The problem:
Report all lines from the entries below in which "view" appears.
»»
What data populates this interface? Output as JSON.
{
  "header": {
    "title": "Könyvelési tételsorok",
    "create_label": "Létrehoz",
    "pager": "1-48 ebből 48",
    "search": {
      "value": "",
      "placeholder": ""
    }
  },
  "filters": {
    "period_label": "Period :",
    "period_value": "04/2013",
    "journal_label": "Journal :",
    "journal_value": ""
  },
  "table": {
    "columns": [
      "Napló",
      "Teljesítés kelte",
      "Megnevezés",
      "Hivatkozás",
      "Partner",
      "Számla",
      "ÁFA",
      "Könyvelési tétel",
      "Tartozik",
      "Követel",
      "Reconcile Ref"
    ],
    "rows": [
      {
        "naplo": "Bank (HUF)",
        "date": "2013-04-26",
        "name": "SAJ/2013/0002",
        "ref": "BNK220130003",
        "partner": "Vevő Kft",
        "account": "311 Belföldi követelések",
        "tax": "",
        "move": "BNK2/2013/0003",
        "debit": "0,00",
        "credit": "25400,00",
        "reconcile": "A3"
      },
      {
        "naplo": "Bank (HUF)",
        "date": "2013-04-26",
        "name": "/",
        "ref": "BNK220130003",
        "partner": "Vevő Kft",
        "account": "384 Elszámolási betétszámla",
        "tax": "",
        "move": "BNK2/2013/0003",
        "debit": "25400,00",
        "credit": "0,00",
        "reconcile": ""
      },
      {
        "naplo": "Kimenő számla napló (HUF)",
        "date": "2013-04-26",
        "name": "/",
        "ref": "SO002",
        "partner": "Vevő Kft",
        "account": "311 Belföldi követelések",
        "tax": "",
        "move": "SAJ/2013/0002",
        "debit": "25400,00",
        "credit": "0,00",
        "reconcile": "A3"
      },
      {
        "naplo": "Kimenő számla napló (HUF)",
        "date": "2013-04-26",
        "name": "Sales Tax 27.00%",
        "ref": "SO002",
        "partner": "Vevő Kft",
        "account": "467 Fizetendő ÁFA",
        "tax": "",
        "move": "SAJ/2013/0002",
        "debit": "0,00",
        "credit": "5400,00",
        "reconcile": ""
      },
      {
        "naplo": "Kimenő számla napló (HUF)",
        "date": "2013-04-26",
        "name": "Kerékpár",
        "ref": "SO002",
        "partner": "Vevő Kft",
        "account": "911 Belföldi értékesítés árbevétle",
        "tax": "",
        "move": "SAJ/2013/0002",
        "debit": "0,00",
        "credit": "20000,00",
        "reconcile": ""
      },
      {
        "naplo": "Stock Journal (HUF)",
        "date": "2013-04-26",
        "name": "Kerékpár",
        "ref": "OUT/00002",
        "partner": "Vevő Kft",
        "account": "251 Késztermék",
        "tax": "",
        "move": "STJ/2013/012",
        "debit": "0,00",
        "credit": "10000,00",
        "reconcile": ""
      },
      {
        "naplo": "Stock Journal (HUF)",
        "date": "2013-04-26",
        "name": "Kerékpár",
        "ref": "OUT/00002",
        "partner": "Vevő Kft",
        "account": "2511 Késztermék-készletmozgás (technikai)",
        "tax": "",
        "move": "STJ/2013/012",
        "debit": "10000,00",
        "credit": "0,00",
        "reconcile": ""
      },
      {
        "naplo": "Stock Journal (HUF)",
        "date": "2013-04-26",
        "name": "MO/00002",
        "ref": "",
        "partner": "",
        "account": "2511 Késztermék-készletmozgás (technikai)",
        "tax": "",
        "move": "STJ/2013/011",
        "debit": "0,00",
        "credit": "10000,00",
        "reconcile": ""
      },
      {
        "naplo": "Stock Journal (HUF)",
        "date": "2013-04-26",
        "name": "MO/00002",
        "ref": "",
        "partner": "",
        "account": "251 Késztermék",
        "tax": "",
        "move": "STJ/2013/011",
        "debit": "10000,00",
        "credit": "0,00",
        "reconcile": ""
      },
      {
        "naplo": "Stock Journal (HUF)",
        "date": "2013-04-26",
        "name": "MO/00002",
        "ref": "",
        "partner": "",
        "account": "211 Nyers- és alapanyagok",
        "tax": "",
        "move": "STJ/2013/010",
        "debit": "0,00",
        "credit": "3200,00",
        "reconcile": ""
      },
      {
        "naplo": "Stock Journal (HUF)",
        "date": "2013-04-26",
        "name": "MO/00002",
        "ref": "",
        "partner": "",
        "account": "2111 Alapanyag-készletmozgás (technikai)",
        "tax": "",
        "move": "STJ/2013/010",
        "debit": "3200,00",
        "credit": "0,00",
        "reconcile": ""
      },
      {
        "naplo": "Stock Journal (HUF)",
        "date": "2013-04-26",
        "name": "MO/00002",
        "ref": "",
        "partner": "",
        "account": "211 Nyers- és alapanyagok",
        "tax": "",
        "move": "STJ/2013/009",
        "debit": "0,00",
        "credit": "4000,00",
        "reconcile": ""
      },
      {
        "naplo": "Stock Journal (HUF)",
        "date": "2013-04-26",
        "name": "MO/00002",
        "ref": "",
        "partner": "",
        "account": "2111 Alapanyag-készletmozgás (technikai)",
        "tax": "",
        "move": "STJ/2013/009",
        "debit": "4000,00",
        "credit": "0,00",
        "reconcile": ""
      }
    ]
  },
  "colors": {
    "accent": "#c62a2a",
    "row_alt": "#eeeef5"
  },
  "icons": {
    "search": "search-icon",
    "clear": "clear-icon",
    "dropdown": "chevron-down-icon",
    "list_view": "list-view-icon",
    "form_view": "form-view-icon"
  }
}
««
»»
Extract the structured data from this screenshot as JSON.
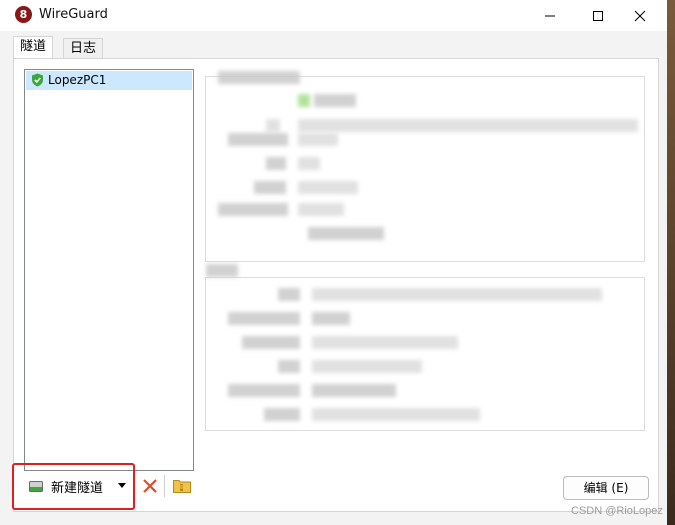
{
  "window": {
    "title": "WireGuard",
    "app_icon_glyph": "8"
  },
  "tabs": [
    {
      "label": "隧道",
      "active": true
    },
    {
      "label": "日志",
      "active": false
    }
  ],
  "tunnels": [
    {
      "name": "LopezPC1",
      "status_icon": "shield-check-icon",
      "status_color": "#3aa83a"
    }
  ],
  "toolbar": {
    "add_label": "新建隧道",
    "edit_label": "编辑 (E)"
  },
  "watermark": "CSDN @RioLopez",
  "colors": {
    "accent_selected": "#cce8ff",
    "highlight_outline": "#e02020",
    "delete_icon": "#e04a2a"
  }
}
««
Answer to the exercise:
    "list_view": "list-view-icon",
    "form_view": "form-view-icon"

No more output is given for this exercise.